* _Data provided_

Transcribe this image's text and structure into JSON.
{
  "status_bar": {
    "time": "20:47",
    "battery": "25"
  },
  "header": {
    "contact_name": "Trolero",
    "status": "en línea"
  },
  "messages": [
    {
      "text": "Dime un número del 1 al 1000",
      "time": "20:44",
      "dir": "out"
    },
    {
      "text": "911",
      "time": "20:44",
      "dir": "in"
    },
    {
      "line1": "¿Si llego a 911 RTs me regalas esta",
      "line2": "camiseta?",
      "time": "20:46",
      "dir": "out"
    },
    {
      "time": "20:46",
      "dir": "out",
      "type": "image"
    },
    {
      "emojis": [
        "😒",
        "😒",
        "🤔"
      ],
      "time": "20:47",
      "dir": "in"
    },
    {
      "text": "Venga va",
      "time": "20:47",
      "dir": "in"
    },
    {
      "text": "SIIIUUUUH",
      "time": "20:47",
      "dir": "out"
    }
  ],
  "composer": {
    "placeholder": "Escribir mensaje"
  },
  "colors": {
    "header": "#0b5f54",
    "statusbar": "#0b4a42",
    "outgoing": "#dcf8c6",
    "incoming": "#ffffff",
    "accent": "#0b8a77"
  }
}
...
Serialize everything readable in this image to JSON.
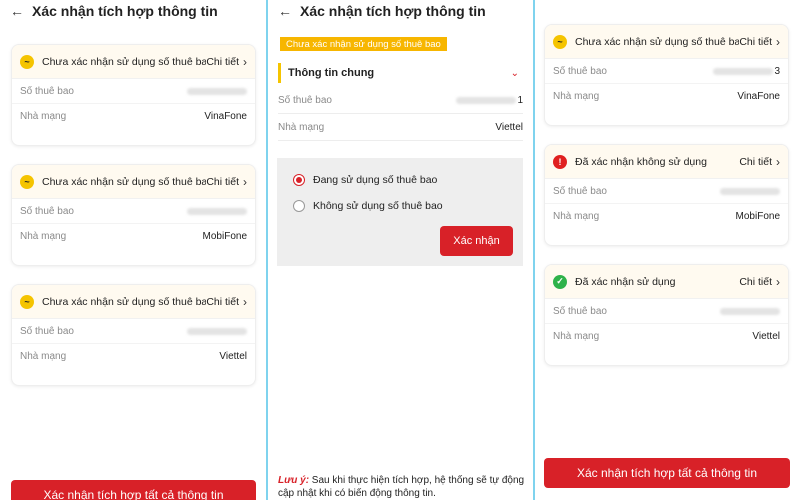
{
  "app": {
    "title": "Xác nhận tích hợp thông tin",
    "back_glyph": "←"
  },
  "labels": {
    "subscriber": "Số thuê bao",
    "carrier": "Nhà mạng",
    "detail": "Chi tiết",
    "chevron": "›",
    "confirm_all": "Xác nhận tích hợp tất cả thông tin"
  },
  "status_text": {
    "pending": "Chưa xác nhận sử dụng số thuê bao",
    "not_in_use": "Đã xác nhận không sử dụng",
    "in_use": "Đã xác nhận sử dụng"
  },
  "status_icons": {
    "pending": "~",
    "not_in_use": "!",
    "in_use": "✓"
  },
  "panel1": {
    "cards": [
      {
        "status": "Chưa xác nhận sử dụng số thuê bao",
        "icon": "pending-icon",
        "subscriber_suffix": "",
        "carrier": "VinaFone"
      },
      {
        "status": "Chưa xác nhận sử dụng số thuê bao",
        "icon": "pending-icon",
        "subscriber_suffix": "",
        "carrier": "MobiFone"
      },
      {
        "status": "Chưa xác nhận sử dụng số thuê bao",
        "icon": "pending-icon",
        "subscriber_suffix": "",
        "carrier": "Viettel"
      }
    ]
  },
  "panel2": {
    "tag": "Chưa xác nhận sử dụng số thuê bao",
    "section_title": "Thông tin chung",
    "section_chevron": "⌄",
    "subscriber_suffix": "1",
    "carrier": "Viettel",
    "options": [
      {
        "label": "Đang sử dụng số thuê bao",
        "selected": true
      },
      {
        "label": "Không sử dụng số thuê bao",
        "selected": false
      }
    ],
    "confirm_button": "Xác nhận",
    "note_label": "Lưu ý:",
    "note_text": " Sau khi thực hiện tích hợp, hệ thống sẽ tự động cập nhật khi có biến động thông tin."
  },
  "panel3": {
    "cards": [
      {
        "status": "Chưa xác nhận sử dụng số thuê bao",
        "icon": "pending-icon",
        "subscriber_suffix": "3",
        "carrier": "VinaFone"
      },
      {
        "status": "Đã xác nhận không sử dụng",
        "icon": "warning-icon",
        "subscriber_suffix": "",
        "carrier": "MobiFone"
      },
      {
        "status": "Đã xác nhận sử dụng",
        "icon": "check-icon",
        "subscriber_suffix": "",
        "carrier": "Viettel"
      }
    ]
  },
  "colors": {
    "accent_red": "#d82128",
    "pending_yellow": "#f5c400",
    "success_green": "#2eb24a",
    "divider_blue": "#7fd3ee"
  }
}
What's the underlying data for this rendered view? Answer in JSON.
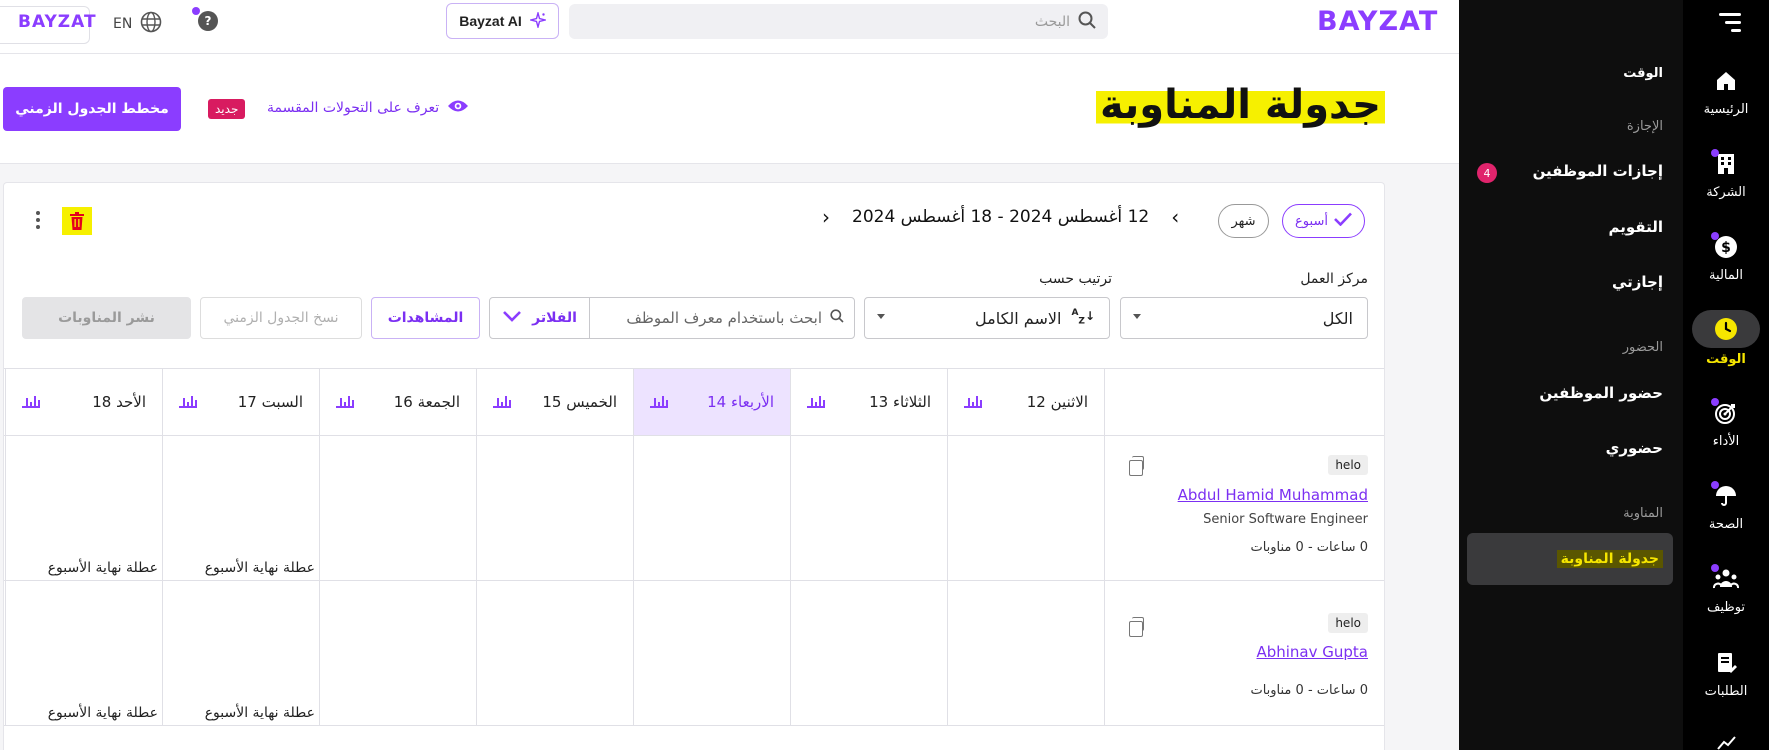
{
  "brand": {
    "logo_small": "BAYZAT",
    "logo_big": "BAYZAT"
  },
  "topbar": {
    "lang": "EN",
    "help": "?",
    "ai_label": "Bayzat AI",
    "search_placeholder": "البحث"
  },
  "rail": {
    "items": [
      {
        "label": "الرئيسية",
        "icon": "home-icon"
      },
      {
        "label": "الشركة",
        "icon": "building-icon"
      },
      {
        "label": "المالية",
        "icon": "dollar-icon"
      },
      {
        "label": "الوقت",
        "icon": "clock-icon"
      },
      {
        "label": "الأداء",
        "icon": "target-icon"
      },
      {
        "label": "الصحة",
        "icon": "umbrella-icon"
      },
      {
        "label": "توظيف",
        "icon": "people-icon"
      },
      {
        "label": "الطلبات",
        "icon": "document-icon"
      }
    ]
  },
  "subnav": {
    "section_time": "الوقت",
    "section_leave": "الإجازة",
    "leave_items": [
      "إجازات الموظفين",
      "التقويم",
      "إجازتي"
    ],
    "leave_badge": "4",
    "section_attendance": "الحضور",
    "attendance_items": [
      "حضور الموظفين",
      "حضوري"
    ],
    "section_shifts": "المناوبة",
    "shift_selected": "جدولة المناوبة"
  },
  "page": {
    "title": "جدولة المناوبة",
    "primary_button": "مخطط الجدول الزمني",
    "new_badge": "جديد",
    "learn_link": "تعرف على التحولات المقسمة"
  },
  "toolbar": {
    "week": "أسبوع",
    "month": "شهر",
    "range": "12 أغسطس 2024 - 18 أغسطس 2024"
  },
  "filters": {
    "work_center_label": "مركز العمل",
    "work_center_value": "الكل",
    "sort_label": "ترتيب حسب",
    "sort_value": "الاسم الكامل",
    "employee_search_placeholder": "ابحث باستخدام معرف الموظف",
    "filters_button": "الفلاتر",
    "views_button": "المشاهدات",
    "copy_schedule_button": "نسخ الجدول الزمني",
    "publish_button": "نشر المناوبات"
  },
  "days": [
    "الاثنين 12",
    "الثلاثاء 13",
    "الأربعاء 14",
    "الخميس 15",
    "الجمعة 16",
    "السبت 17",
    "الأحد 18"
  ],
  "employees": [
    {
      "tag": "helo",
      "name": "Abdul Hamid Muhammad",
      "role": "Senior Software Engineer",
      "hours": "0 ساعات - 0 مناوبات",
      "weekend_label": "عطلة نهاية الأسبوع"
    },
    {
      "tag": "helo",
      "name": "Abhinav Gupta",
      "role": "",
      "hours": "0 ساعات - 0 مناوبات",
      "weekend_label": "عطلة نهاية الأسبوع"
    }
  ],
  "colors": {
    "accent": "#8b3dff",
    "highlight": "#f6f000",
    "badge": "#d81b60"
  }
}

* _Brief_
Report the count of lines in the entries that contain the string "JSON", and nothing besides it.

* _Task output_
3